◆ RECORD SET
=====
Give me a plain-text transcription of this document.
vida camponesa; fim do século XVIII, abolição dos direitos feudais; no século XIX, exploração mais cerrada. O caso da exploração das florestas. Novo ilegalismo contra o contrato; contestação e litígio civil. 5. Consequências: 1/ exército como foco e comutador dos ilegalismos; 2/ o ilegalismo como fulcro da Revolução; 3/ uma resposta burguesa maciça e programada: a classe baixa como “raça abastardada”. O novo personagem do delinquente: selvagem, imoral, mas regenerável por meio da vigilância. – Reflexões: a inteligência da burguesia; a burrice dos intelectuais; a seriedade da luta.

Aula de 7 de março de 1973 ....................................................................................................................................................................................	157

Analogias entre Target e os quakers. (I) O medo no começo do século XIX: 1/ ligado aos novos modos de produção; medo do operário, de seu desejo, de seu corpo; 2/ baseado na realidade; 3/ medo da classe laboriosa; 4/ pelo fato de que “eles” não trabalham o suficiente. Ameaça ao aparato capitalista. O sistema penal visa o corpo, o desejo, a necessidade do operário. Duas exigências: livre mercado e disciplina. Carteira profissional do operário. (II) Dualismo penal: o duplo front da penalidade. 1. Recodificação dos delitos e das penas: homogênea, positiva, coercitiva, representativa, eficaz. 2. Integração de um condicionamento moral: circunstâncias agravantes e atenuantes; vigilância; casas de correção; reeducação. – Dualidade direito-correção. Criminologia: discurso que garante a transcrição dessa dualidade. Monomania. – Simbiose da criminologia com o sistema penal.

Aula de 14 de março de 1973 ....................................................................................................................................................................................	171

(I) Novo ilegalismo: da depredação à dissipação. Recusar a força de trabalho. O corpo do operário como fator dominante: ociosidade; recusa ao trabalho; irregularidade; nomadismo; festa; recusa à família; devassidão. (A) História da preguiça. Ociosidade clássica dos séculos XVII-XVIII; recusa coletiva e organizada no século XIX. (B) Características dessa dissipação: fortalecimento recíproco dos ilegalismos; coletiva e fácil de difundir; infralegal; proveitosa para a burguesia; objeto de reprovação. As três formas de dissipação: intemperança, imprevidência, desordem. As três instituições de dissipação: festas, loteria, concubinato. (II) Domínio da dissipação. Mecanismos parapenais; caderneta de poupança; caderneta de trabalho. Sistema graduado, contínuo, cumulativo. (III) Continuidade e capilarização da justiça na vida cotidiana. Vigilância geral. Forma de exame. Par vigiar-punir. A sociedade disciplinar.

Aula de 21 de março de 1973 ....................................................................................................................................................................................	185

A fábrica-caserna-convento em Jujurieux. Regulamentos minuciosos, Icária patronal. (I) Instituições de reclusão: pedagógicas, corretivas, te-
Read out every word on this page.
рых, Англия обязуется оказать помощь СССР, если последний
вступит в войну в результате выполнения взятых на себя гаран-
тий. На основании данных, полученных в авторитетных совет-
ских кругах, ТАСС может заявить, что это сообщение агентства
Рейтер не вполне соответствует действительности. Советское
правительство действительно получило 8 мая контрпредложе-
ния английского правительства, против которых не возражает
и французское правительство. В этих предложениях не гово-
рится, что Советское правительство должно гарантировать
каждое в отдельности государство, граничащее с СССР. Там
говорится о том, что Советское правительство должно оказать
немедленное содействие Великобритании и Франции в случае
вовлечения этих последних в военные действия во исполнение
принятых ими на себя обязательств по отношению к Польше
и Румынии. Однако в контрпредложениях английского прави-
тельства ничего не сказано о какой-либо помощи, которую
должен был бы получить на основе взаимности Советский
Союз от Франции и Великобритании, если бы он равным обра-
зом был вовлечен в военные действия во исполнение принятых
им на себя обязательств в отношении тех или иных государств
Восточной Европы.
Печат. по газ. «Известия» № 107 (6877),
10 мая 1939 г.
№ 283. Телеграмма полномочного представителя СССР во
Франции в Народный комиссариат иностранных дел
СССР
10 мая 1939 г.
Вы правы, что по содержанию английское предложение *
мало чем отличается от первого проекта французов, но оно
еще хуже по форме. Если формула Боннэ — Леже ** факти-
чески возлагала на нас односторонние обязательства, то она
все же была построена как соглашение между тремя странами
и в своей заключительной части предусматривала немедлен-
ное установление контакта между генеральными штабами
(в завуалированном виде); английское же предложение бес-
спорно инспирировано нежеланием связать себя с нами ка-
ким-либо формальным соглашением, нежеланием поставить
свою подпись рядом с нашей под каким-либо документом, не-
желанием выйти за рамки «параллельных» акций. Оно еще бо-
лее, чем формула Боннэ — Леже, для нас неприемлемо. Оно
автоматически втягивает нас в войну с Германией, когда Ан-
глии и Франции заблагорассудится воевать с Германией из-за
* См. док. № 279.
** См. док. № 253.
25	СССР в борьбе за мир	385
=====
◆ WHAT THIS TASK INVOLVES
Write out every line of the material again, exactly as it reads.

◆ TASK RESULT
Give me a plain-text transcription of this document.
vida camponesa; fim do século XVIII, abolição dos direitos feudais; no século XIX, exploração mais cerrada. O caso da exploração das florestas. Novo ilegalismo contra o contrato; contestação e litígio civil. 5. Consequências: 1/ exército como foco e comutador dos ilegalismos; 2/ o ilegalismo como fulcro da Revolução; 3/ uma resposta burguesa maciça e programada: a classe baixa como “raça abastardada”. O novo personagem do delinquente: selvagem, imoral, mas regenerável por meio da vigilância. – Reflexões: a inteligência da burguesia; a burrice dos intelectuais; a seriedade da luta.

Aula de 7 de março de 1973 ....................................................................................................................................................................................	157

Analogias entre Target e os quakers. (I) O medo no começo do século XIX: 1/ ligado aos novos modos de produção; medo do operário, de seu desejo, de seu corpo; 2/ baseado na realidade; 3/ medo da classe laboriosa; 4/ pelo fato de que “eles” não trabalham o suficiente. Ameaça ao aparato capitalista. O sistema penal visa o corpo, o desejo, a necessidade do operário. Duas exigências: livre mercado e disciplina. Carteira profissional do operário. (II) Dualismo penal: o duplo front da penalidade. 1. Recodificação dos delitos e das penas: homogênea, positiva, coercitiva, representativa, eficaz. 2. Integração de um condicionamento moral: circunstâncias agravantes e atenuantes; vigilância; casas de correção; reeducação. – Dualidade direito-correção. Criminologia: discurso que garante a transcrição dessa dualidade. Monomania. – Simbiose da criminologia com o sistema penal.

Aula de 14 de março de 1973 ....................................................................................................................................................................................	171

(I) Novo ilegalismo: da depredação à dissipação. Recusar a força de trabalho. O corpo do operário como fator dominante: ociosidade; recusa ao trabalho; irregularidade; nomadismo; festa; recusa à família; devassidão. (A) História da preguiça. Ociosidade clássica dos séculos XVII-XVIII; recusa coletiva e organizada no século XIX. (B) Características dessa dissipação: fortalecimento recíproco dos ilegalismos; coletiva e fácil de difundir; infralegal; proveitosa para a burguesia; objeto de reprovação. As três formas de dissipação: intemperança, imprevidência, desordem. As três instituições de dissipação: festas, loteria, concubinato. (II) Domínio da dissipação. Mecanismos parapenais; caderneta de poupança; caderneta de trabalho. Sistema graduado, contínuo, cumulativo. (III) Continuidade e capilarização da justiça na vida cotidiana. Vigilância geral. Forma de exame. Par vigiar-punir. A sociedade disciplinar.

Aula de 21 de março de 1973 ....................................................................................................................................................................................	185

A fábrica-caserna-convento em Jujurieux. Regulamentos minuciosos, Icária patronal. (I) Instituições de reclusão: pedagógicas, corretivas, te-
Read out every word on this page.
рых, Англия обязуется оказать помощь СССР, если последний
вступит в войну в результате выполнения взятых на себя гаран-
тий. На основании данных, полученных в авторитетных совет-
ских кругах, ТАСС может заявить, что это сообщение агентства
Рейтер не вполне соответствует действительности. Советское
правительство действительно получило 8 мая контрпредложе-
ния английского правительства, против которых не возражает
и французское правительство. В этих предложениях не гово-
рится, что Советское правительство должно гарантировать
каждое в отдельности государство, граничащее с СССР. Там
говорится о том, что Советское правительство должно оказать
немедленное содействие Великобритании и Франции в случае
вовлечения этих последних в военные действия во исполнение
принятых ими на себя обязательств по отношению к Польше
и Румынии. Однако в контрпредложениях английского прави-
тельства ничего не сказано о какой-либо помощи, которую
должен был бы получить на основе взаимности Советский
Союз от Франции и Великобритании, если бы он равным обра-
зом был вовлечен в военные действия во исполнение принятых
им на себя обязательств в отношении тех или иных государств
Восточной Европы.
Печат. по газ. «Известия» № 107 (6877),
10 мая 1939 г.
№ 283. Телеграмма полномочного представителя СССР во
Франции в Народный комиссариат иностранных дел
СССР
10 мая 1939 г.
Вы правы, что по содержанию английское предложение *
мало чем отличается от первого проекта французов, но оно
еще хуже по форме. Если формула Боннэ — Леже ** факти-
чески возлагала на нас односторонние обязательства, то она
все же была построена как соглашение между тремя странами
и в своей заключительной части предусматривала немедлен-
ное установление контакта между генеральными штабами
(в завуалированном виде); английское же предложение бес-
спорно инспирировано нежеланием связать себя с нами ка-
ким-либо формальным соглашением, нежеланием поставить
свою подпись рядом с нашей под каким-либо документом, не-
желанием выйти за рамки «параллельных» акций. Оно еще бо-
лее, чем формула Боннэ — Леже, для нас неприемлемо. Оно
автоматически втягивает нас в войну с Германией, когда Ан-
глии и Франции заблагорассудится воевать с Германией из-за
* См. док. № 279.
** См. док. № 253.
25	СССР в борьбе за мир	385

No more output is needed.